*Written instruction:*
The entries below should be transcribed in their entirety, exactly as written.
-- BEGIN Stored data --
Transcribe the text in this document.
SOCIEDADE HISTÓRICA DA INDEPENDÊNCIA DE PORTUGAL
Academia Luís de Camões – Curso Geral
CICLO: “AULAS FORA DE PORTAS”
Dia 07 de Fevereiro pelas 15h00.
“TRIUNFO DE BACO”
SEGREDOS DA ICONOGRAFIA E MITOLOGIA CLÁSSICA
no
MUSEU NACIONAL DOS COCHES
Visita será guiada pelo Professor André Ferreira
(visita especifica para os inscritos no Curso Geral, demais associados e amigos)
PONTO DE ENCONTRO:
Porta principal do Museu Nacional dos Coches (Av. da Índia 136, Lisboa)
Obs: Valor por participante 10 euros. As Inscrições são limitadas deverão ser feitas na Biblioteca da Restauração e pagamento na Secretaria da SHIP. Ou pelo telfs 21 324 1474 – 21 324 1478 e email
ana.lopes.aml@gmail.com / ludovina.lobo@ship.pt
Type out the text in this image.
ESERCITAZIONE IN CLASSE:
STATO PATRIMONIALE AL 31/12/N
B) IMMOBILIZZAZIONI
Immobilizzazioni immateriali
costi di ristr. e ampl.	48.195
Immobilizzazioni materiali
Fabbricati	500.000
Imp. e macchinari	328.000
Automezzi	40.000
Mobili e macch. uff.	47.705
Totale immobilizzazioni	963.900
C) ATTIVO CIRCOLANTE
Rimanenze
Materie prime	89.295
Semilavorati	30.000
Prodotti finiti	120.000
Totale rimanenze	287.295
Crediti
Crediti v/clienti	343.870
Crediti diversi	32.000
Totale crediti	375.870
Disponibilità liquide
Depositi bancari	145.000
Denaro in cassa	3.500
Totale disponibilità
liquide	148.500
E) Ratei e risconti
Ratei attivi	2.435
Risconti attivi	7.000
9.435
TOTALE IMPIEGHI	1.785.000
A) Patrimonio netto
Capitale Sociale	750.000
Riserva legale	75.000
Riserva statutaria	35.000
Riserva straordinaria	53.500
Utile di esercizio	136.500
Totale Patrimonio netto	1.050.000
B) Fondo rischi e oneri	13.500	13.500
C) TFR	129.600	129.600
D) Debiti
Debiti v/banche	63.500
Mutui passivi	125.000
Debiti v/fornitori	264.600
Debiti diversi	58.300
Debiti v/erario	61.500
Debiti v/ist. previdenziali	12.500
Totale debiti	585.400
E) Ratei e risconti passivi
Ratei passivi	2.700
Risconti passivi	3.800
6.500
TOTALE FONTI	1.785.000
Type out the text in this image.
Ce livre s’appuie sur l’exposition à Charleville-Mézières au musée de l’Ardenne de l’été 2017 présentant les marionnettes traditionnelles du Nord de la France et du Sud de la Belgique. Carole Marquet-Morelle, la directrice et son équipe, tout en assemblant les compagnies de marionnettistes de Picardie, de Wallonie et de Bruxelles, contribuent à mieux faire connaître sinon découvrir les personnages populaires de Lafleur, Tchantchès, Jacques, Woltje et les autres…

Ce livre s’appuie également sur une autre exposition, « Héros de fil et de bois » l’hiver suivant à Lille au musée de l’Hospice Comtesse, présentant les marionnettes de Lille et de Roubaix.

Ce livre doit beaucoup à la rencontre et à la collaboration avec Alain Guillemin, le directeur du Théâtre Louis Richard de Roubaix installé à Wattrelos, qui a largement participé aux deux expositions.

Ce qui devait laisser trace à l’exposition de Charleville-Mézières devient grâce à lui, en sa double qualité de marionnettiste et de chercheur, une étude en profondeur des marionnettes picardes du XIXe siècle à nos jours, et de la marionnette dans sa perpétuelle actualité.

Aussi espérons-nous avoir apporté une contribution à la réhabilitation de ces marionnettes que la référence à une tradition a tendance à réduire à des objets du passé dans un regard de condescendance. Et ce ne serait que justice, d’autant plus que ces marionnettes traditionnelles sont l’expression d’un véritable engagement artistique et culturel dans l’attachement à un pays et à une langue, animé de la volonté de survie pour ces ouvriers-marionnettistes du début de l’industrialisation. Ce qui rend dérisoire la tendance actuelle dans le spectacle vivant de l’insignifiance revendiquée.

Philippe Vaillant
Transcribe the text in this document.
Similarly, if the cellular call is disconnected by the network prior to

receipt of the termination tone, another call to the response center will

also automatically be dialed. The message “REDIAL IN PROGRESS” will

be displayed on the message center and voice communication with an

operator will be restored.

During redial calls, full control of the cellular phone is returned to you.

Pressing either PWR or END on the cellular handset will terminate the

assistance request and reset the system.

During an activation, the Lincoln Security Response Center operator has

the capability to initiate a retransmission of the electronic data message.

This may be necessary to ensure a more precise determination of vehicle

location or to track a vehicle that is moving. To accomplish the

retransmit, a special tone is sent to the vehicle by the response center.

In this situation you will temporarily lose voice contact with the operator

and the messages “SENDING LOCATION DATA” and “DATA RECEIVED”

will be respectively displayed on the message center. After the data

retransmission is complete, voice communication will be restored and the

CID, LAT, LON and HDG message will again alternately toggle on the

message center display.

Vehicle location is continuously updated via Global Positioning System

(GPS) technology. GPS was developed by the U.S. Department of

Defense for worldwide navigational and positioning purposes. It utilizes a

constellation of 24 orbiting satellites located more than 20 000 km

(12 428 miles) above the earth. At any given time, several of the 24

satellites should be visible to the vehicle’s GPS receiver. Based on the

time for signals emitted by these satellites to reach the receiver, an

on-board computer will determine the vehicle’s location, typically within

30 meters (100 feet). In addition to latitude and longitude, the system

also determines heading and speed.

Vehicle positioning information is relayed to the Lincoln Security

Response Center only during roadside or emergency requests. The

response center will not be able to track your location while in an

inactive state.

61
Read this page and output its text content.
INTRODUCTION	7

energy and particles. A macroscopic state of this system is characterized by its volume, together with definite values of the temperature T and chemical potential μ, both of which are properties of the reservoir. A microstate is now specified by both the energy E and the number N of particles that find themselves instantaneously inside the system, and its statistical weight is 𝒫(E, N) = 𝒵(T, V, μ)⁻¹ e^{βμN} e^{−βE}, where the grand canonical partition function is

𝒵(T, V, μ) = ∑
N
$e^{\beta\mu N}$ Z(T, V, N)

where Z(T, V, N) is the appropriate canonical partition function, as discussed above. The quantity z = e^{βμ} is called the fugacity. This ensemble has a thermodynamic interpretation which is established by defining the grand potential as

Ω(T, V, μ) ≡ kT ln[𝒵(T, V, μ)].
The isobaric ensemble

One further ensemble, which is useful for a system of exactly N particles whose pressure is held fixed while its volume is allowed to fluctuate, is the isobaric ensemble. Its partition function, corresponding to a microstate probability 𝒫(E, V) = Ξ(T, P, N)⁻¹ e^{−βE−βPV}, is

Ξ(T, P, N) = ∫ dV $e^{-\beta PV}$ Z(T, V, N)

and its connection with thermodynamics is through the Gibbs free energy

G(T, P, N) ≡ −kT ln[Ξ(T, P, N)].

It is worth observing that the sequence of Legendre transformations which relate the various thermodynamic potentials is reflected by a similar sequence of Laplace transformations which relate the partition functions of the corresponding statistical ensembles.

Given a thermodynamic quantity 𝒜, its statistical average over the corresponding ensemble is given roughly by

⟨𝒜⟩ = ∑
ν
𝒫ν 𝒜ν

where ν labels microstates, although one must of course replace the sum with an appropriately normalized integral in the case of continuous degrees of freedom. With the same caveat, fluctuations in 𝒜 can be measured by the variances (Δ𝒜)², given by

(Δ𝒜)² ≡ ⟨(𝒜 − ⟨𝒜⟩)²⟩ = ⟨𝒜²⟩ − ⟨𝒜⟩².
-- END Stored data --
*Output for this exercise:*
Transcribe the text in this document.
SOCIEDADE HISTÓRICA DA INDEPENDÊNCIA DE PORTUGAL
Academia Luís de Camões – Curso Geral
CICLO: “AULAS FORA DE PORTAS”
Dia 07 de Fevereiro pelas 15h00.
“TRIUNFO DE BACO”
SEGREDOS DA ICONOGRAFIA E MITOLOGIA CLÁSSICA
no
MUSEU NACIONAL DOS COCHES
Visita será guiada pelo Professor André Ferreira
(visita especifica para os inscritos no Curso Geral, demais associados e amigos)
PONTO DE ENCONTRO:
Porta principal do Museu Nacional dos Coches (Av. da Índia 136, Lisboa)
Obs: Valor por participante 10 euros. As Inscrições são limitadas deverão ser feitas na Biblioteca da Restauração e pagamento na Secretaria da SHIP. Ou pelo telfs 21 324 1474 – 21 324 1478 e email
ana.lopes.aml@gmail.com / ludovina.lobo@ship.pt
Type out the text in this image.
ESERCITAZIONE IN CLASSE:
STATO PATRIMONIALE AL 31/12/N
B) IMMOBILIZZAZIONI
Immobilizzazioni immateriali
costi di ristr. e ampl.	48.195
Immobilizzazioni materiali
Fabbricati	500.000
Imp. e macchinari	328.000
Automezzi	40.000
Mobili e macch. uff.	47.705
Totale immobilizzazioni	963.900
C) ATTIVO CIRCOLANTE
Rimanenze
Materie prime	89.295
Semilavorati	30.000
Prodotti finiti	120.000
Totale rimanenze	287.295
Crediti
Crediti v/clienti	343.870
Crediti diversi	32.000
Totale crediti	375.870
Disponibilità liquide
Depositi bancari	145.000
Denaro in cassa	3.500
Totale disponibilità
liquide	148.500
E) Ratei e risconti
Ratei attivi	2.435
Risconti attivi	7.000
9.435
TOTALE IMPIEGHI	1.785.000
A) Patrimonio netto
Capitale Sociale	750.000
Riserva legale	75.000
Riserva statutaria	35.000
Riserva straordinaria	53.500
Utile di esercizio	136.500
Totale Patrimonio netto	1.050.000
B) Fondo rischi e oneri	13.500	13.500
C) TFR	129.600	129.600
D) Debiti
Debiti v/banche	63.500
Mutui passivi	125.000
Debiti v/fornitori	264.600
Debiti diversi	58.300
Debiti v/erario	61.500
Debiti v/ist. previdenziali	12.500
Totale debiti	585.400
E) Ratei e risconti passivi
Ratei passivi	2.700
Risconti passivi	3.800
6.500
TOTALE FONTI	1.785.000
Type out the text in this image.
Ce livre s’appuie sur l’exposition à Charleville-Mézières au musée de l’Ardenne de l’été 2017 présentant les marionnettes traditionnelles du Nord de la France et du Sud de la Belgique. Carole Marquet-Morelle, la directrice et son équipe, tout en assemblant les compagnies de marionnettistes de Picardie, de Wallonie et de Bruxelles, contribuent à mieux faire connaître sinon découvrir les personnages populaires de Lafleur, Tchantchès, Jacques, Woltje et les autres…

Ce livre s’appuie également sur une autre exposition, « Héros de fil et de bois » l’hiver suivant à Lille au musée de l’Hospice Comtesse, présentant les marionnettes de Lille et de Roubaix.

Ce livre doit beaucoup à la rencontre et à la collaboration avec Alain Guillemin, le directeur du Théâtre Louis Richard de Roubaix installé à Wattrelos, qui a largement participé aux deux expositions.

Ce qui devait laisser trace à l’exposition de Charleville-Mézières devient grâce à lui, en sa double qualité de marionnettiste et de chercheur, une étude en profondeur des marionnettes picardes du XIXe siècle à nos jours, et de la marionnette dans sa perpétuelle actualité.

Aussi espérons-nous avoir apporté une contribution à la réhabilitation de ces marionnettes que la référence à une tradition a tendance à réduire à des objets du passé dans un regard de condescendance. Et ce ne serait que justice, d’autant plus que ces marionnettes traditionnelles sont l’expression d’un véritable engagement artistique et culturel dans l’attachement à un pays et à une langue, animé de la volonté de survie pour ces ouvriers-marionnettistes du début de l’industrialisation. Ce qui rend dérisoire la tendance actuelle dans le spectacle vivant de l’insignifiance revendiquée.

Philippe Vaillant
Transcribe the text in this document.
Similarly, if the cellular call is disconnected by the network prior to

receipt of the termination tone, another call to the response center will

also automatically be dialed. The message “REDIAL IN PROGRESS” will

be displayed on the message center and voice communication with an

operator will be restored.

During redial calls, full control of the cellular phone is returned to you.

Pressing either PWR or END on the cellular handset will terminate the

assistance request and reset the system.

During an activation, the Lincoln Security Response Center operator has

the capability to initiate a retransmission of the electronic data message.

This may be necessary to ensure a more precise determination of vehicle

location or to track a vehicle that is moving. To accomplish the

retransmit, a special tone is sent to the vehicle by the response center.

In this situation you will temporarily lose voice contact with the operator

and the messages “SENDING LOCATION DATA” and “DATA RECEIVED”

will be respectively displayed on the message center. After the data

retransmission is complete, voice communication will be restored and the

CID, LAT, LON and HDG message will again alternately toggle on the

message center display.

Vehicle location is continuously updated via Global Positioning System

(GPS) technology. GPS was developed by the U.S. Department of

Defense for worldwide navigational and positioning purposes. It utilizes a

constellation of 24 orbiting satellites located more than 20 000 km

(12 428 miles) above the earth. At any given time, several of the 24

satellites should be visible to the vehicle’s GPS receiver. Based on the

time for signals emitted by these satellites to reach the receiver, an

on-board computer will determine the vehicle’s location, typically within

30 meters (100 feet). In addition to latitude and longitude, the system

also determines heading and speed.

Vehicle positioning information is relayed to the Lincoln Security

Response Center only during roadside or emergency requests. The

response center will not be able to track your location while in an

inactive state.

61
Read this page and output its text content.
INTRODUCTION	7

energy and particles. A macroscopic state of this system is characterized by its volume, together with definite values of the temperature T and chemical potential μ, both of which are properties of the reservoir. A microstate is now specified by both the energy E and the number N of particles that find themselves instantaneously inside the system, and its statistical weight is 𝒫(E, N) = 𝒵(T, V, μ)⁻¹ e^{βμN} e^{−βE}, where the grand canonical partition function is

𝒵(T, V, μ) = ∑
N
$e^{\beta\mu N}$ Z(T, V, N)

where Z(T, V, N) is the appropriate canonical partition function, as discussed above. The quantity z = e^{βμ} is called the fugacity. This ensemble has a thermodynamic interpretation which is established by defining the grand potential as

Ω(T, V, μ) ≡ kT ln[𝒵(T, V, μ)].
The isobaric ensemble

One further ensemble, which is useful for a system of exactly N particles whose pressure is held fixed while its volume is allowed to fluctuate, is the isobaric ensemble. Its partition function, corresponding to a microstate probability 𝒫(E, V) = Ξ(T, P, N)⁻¹ e^{−βE−βPV}, is

Ξ(T, P, N) = ∫ dV $e^{-\beta PV}$ Z(T, V, N)

and its connection with thermodynamics is through the Gibbs free energy

G(T, P, N) ≡ −kT ln[Ξ(T, P, N)].

It is worth observing that the sequence of Legendre transformations which relate the various thermodynamic potentials is reflected by a similar sequence of Laplace transformations which relate the partition functions of the corresponding statistical ensembles.

Given a thermodynamic quantity 𝒜, its statistical average over the corresponding ensemble is given roughly by

⟨𝒜⟩ = ∑
ν
𝒫ν 𝒜ν

where ν labels microstates, although one must of course replace the sum with an appropriately normalized integral in the case of continuous degrees of freedom. With the same caveat, fluctuations in 𝒜 can be measured by the variances (Δ𝒜)², given by

(Δ𝒜)² ≡ ⟨(𝒜 − ⟨𝒜⟩)²⟩ = ⟨𝒜²⟩ − ⟨𝒜⟩².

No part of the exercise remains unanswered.